• _WRITTEN TASK_
Can the data below be set down again exactly, line for line?

[Entries from a dataset]
__________________________________________________
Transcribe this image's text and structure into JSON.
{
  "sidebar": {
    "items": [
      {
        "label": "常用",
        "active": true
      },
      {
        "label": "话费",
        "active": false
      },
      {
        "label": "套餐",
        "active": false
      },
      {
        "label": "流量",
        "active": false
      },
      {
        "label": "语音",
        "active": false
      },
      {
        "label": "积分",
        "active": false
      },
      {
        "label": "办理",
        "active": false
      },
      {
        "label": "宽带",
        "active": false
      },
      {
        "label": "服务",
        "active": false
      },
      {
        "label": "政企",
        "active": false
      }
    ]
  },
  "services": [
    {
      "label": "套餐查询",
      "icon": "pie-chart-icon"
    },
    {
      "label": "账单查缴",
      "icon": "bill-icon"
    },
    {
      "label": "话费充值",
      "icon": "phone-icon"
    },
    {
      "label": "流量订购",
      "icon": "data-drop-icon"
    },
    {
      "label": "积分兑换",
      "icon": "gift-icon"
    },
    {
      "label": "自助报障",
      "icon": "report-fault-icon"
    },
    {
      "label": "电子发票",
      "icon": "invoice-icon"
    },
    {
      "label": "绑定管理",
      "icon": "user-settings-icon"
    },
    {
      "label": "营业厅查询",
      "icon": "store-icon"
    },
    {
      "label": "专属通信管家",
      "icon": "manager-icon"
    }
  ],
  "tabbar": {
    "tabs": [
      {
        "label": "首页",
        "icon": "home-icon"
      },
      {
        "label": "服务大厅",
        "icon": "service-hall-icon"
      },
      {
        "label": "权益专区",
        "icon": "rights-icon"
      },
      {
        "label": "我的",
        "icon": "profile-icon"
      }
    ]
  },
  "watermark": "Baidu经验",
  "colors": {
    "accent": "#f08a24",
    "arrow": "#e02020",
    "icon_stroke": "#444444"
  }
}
__________________________________________________
• _ANSWER TO THIS TASK_
Transcribe this image's text and structure into JSON.
{
  "sidebar": {
    "items": [
      {
        "label": "常用",
        "active": true
      },
      {
        "label": "话费",
        "active": false
      },
      {
        "label": "套餐",
        "active": false
      },
      {
        "label": "流量",
        "active": false
      },
      {
        "label": "语音",
        "active": false
      },
      {
        "label": "积分",
        "active": false
      },
      {
        "label": "办理",
        "active": false
      },
      {
        "label": "宽带",
        "active": false
      },
      {
        "label": "服务",
        "active": false
      },
      {
        "label": "政企",
        "active": false
      }
    ]
  },
  "services": [
    {
      "label": "套餐查询",
      "icon": "pie-chart-icon"
    },
    {
      "label": "账单查缴",
      "icon": "bill-icon"
    },
    {
      "label": "话费充值",
      "icon": "phone-icon"
    },
    {
      "label": "流量订购",
      "icon": "data-drop-icon"
    },
    {
      "label": "积分兑换",
      "icon": "gift-icon"
    },
    {
      "label": "自助报障",
      "icon": "report-fault-icon"
    },
    {
      "label": "电子发票",
      "icon": "invoice-icon"
    },
    {
      "label": "绑定管理",
      "icon": "user-settings-icon"
    },
    {
      "label": "营业厅查询",
      "icon": "store-icon"
    },
    {
      "label": "专属通信管家",
      "icon": "manager-icon"
    }
  ],
  "tabbar": {
    "tabs": [
      {
        "label": "首页",
        "icon": "home-icon"
      },
      {
        "label": "服务大厅",
        "icon": "service-hall-icon"
      },
      {
        "label": "权益专区",
        "icon": "rights-icon"
      },
      {
        "label": "我的",
        "icon": "profile-icon"
      }
    ]
  },
  "watermark": "Baidu经验",
  "colors": {
    "accent": "#f08a24",
    "arrow": "#e02020",
    "icon_stroke": "#444444"
  }
}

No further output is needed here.